▶ [Stored records]:
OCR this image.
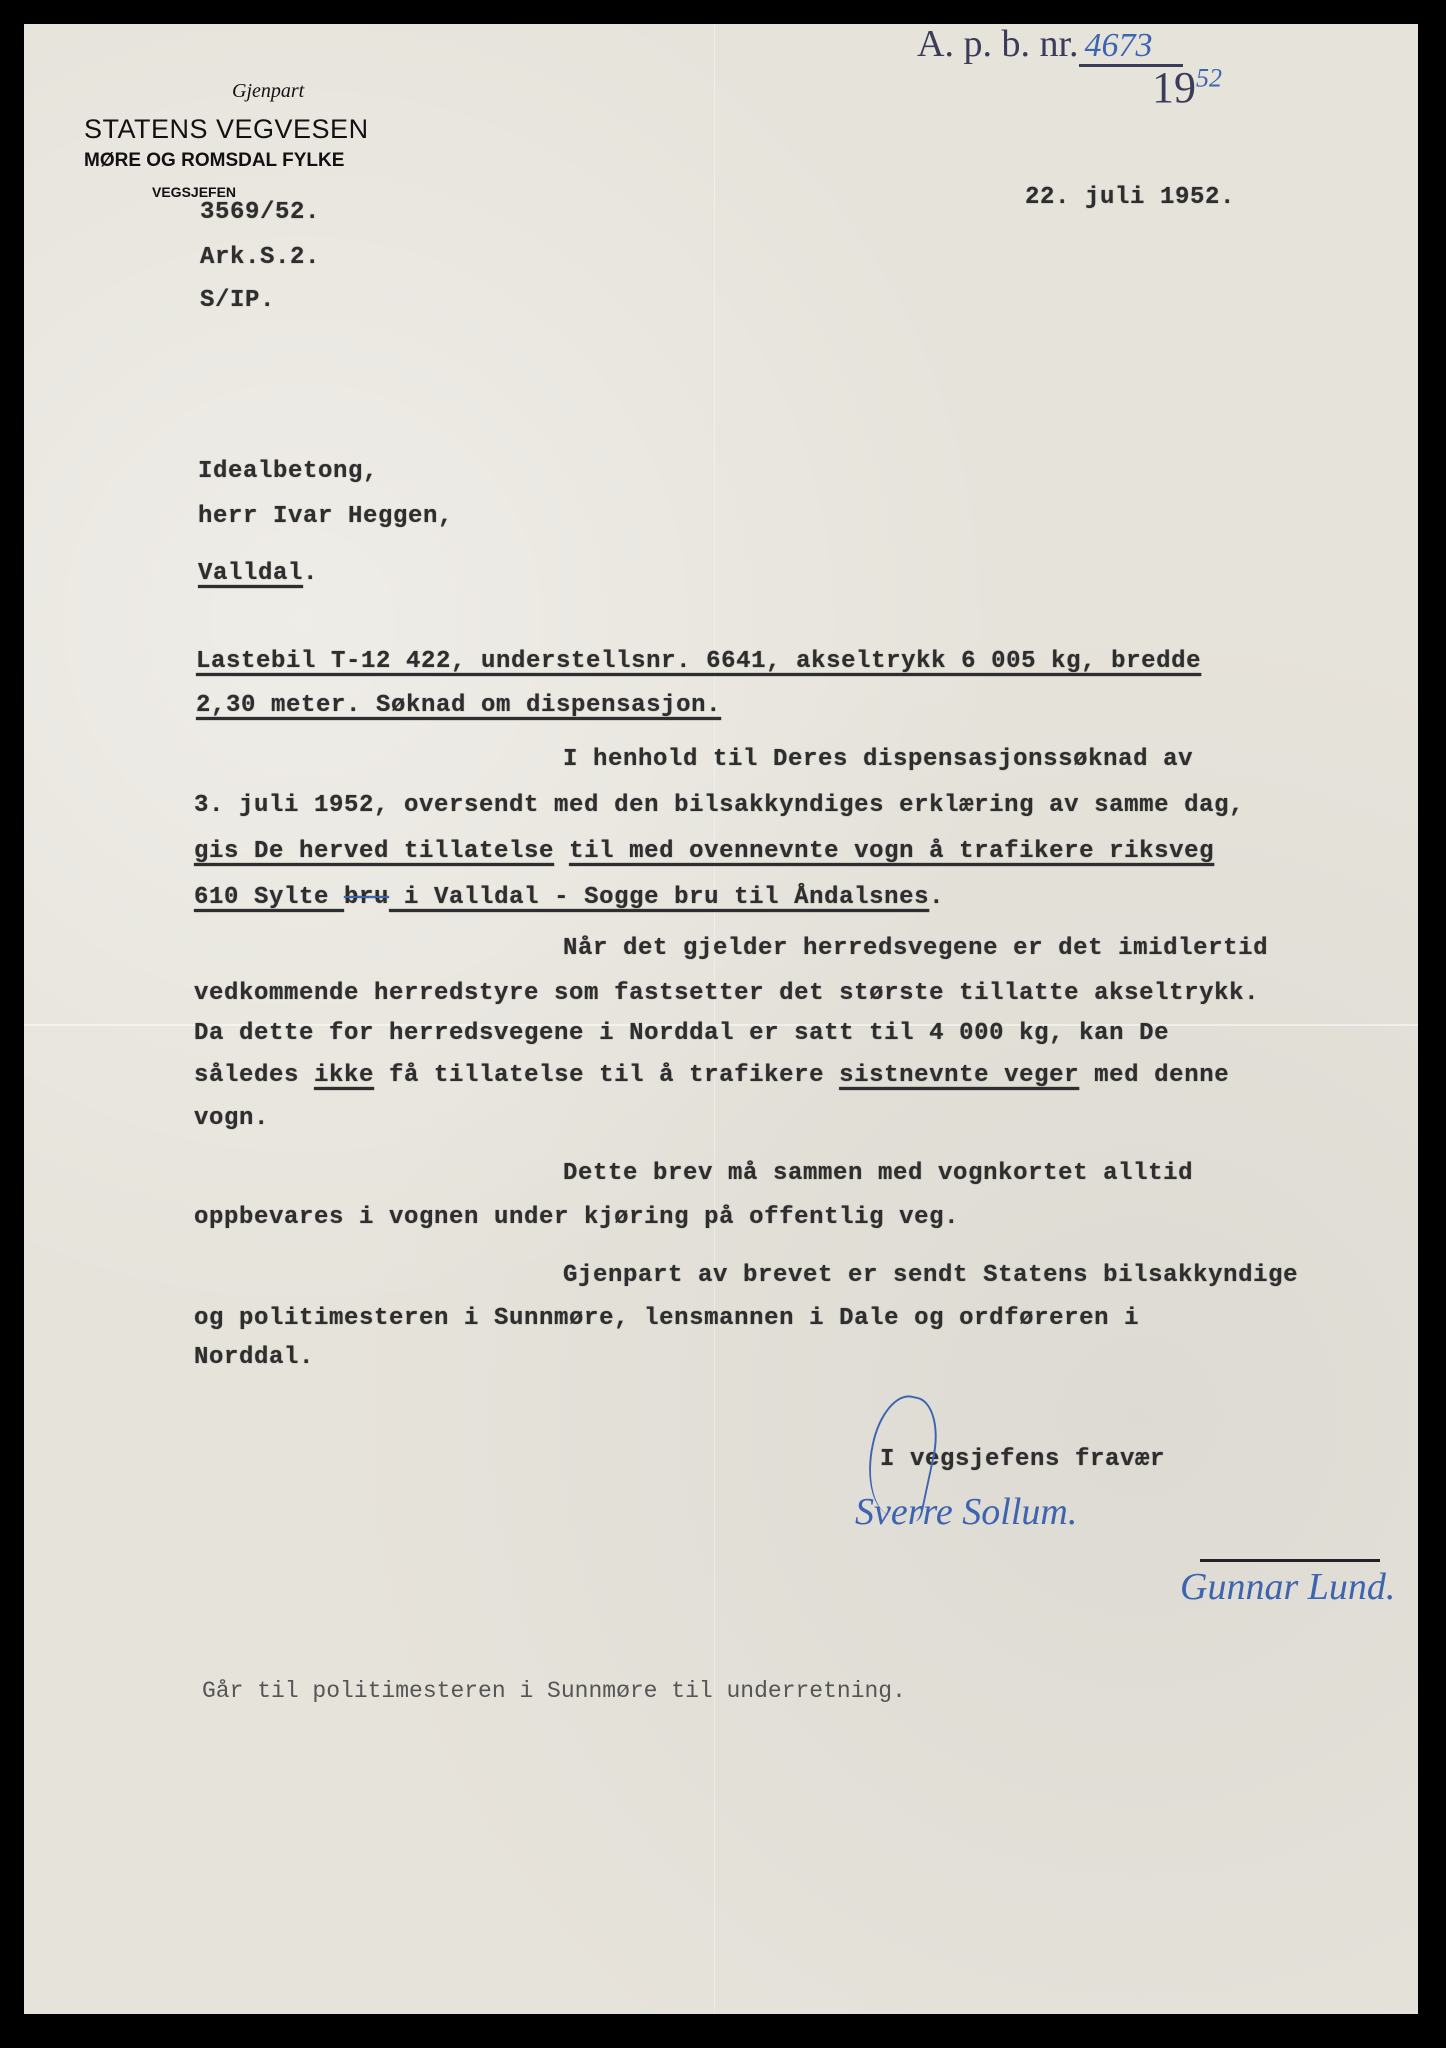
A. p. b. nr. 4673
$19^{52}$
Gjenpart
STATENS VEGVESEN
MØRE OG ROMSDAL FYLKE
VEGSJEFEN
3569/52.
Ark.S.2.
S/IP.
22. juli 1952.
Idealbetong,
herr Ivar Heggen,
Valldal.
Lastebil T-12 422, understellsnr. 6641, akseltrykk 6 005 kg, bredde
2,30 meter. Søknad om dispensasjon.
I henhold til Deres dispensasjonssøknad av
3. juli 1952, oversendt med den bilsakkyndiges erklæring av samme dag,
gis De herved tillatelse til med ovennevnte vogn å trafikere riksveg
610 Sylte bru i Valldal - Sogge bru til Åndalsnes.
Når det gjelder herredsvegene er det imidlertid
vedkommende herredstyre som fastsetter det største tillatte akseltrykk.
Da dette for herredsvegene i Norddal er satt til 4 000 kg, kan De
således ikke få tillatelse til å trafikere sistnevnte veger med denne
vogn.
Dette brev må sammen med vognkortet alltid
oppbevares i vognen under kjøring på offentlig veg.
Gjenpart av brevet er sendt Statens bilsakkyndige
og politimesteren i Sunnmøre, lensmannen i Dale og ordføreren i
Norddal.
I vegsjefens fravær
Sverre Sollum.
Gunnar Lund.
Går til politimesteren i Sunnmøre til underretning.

▶ [Requirement]:
All records above are to be printed exactly, minus the pictures they contain.

▶ [Exercise response]:
OCR this image.
A. p. b. nr. 4673
$19^{52}$
Gjenpart
STATENS VEGVESEN
MØRE OG ROMSDAL FYLKE
VEGSJEFEN
3569/52.
Ark.S.2.
S/IP.
22. juli 1952.
Idealbetong,
herr Ivar Heggen,
Valldal.
Lastebil T-12 422, understellsnr. 6641, akseltrykk 6 005 kg, bredde
2,30 meter. Søknad om dispensasjon.
I henhold til Deres dispensasjonssøknad av
3. juli 1952, oversendt med den bilsakkyndiges erklæring av samme dag,
gis De herved tillatelse til med ovennevnte vogn å trafikere riksveg
610 Sylte bru i Valldal - Sogge bru til Åndalsnes.
Når det gjelder herredsvegene er det imidlertid
vedkommende herredstyre som fastsetter det største tillatte akseltrykk.
Da dette for herredsvegene i Norddal er satt til 4 000 kg, kan De
således ikke få tillatelse til å trafikere sistnevnte veger med denne
vogn.
Dette brev må sammen med vognkortet alltid
oppbevares i vognen under kjøring på offentlig veg.
Gjenpart av brevet er sendt Statens bilsakkyndige
og politimesteren i Sunnmøre, lensmannen i Dale og ordføreren i
Norddal.
I vegsjefens fravær
Sverre Sollum.
Gunnar Lund.
Går til politimesteren i Sunnmøre til underretning.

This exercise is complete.